- **Raw data**
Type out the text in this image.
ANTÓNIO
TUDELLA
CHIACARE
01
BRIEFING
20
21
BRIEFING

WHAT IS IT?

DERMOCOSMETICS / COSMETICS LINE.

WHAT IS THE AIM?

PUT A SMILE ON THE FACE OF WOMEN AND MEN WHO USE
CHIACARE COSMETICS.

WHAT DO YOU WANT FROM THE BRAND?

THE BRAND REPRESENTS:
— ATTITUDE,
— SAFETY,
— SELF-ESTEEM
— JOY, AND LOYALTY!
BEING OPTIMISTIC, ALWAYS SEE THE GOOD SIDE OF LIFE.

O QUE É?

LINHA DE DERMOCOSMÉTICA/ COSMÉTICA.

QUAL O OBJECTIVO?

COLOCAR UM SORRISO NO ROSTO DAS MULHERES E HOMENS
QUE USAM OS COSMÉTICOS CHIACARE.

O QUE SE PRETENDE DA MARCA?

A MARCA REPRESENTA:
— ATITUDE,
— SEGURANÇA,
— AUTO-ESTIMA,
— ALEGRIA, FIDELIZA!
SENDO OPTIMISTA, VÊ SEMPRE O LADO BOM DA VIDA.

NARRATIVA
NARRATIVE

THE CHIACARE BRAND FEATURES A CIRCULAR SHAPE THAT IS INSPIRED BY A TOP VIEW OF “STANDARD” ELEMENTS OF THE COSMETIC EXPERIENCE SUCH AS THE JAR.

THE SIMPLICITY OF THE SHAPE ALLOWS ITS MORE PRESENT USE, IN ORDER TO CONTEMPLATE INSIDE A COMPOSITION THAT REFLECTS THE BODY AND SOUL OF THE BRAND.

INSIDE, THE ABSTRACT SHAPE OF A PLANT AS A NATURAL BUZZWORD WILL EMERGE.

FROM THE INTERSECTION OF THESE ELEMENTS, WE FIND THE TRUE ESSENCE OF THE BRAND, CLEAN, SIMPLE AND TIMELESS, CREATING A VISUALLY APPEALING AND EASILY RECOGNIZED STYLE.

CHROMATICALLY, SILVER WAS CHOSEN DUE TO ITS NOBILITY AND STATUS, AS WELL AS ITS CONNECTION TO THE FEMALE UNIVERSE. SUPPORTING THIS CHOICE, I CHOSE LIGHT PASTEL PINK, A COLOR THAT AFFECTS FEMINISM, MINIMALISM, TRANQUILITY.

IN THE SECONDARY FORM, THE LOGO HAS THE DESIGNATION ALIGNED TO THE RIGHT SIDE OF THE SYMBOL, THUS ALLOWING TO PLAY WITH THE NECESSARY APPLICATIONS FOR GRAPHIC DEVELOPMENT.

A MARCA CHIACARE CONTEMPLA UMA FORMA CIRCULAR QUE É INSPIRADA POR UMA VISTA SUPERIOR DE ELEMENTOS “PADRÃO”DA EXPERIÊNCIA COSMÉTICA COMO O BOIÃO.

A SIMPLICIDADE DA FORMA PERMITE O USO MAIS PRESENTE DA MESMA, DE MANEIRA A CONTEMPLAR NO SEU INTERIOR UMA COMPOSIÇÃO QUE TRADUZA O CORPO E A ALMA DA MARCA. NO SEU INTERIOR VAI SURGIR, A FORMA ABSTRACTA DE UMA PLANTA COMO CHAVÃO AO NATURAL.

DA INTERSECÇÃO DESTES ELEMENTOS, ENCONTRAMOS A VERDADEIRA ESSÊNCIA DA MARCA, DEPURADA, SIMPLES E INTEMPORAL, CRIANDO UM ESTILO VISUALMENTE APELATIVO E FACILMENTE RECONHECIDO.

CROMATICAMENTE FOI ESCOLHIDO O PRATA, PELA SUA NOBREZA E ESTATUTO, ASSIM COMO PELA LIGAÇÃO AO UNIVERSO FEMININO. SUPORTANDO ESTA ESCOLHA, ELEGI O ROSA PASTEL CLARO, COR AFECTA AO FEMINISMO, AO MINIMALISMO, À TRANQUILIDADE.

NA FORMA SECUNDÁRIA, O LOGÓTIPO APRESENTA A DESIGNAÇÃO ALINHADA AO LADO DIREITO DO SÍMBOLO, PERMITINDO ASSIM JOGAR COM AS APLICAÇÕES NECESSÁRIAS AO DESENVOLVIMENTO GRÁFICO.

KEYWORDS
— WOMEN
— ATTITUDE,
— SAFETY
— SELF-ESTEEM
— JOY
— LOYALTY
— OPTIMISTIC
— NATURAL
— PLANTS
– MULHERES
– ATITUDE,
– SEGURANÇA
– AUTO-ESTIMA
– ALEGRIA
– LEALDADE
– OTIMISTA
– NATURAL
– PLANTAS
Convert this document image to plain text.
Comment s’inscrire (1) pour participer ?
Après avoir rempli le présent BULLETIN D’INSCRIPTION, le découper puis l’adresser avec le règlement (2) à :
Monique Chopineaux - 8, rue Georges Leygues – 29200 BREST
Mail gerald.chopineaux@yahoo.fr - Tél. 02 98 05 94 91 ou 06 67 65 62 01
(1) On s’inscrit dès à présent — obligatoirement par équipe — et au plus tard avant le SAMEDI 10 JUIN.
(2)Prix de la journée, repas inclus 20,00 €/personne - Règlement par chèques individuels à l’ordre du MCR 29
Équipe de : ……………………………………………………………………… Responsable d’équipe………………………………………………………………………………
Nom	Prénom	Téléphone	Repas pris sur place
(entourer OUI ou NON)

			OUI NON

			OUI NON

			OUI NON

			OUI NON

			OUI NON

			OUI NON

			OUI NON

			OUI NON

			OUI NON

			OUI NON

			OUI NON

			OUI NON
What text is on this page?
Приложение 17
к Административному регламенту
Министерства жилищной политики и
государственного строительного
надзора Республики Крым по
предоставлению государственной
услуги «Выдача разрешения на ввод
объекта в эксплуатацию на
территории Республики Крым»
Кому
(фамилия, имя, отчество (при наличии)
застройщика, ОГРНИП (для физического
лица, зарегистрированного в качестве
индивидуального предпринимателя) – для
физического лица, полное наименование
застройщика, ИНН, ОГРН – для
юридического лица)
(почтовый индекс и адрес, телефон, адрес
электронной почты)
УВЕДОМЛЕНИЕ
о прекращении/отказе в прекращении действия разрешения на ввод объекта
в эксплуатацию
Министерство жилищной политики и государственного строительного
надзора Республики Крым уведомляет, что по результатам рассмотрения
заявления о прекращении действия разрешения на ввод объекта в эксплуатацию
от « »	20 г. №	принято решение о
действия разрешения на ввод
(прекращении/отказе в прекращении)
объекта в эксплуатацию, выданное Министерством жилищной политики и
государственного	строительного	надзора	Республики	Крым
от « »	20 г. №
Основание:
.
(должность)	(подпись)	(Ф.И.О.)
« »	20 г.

- **Short exercise**
In the entries above, identify each line that includes the string "FORMA", then copy it.

- **Complete response**
A MARCA CHIACARE CONTEMPLA UMA FORMA CIRCULAR QUE É INSPIRADA POR UMA VISTA SUPERIOR DE ELEMENTOS “PADRÃO”DA EXPERIÊNCIA COSMÉTICA COMO O BOIÃO.
A SIMPLICIDADE DA FORMA PERMITE O USO MAIS PRESENTE DA MESMA, DE MANEIRA A CONTEMPLAR NO SEU INTERIOR UMA COMPOSIÇÃO QUE TRADUZA O CORPO E A ALMA DA MARCA. NO SEU INTERIOR VAI SURGIR, A FORMA ABSTRACTA DE UMA PLANTA COMO CHAVÃO AO NATURAL.
NA FORMA SECUNDÁRIA, O LOGÓTIPO APRESENTA A DESIGNAÇÃO ALINHADA AO LADO DIREITO DO SÍMBOLO, PERMITINDO ASSIM JOGAR COM AS APLICAÇÕES NECESSÁRIAS AO DESENVOLVIMENTO GRÁFICO.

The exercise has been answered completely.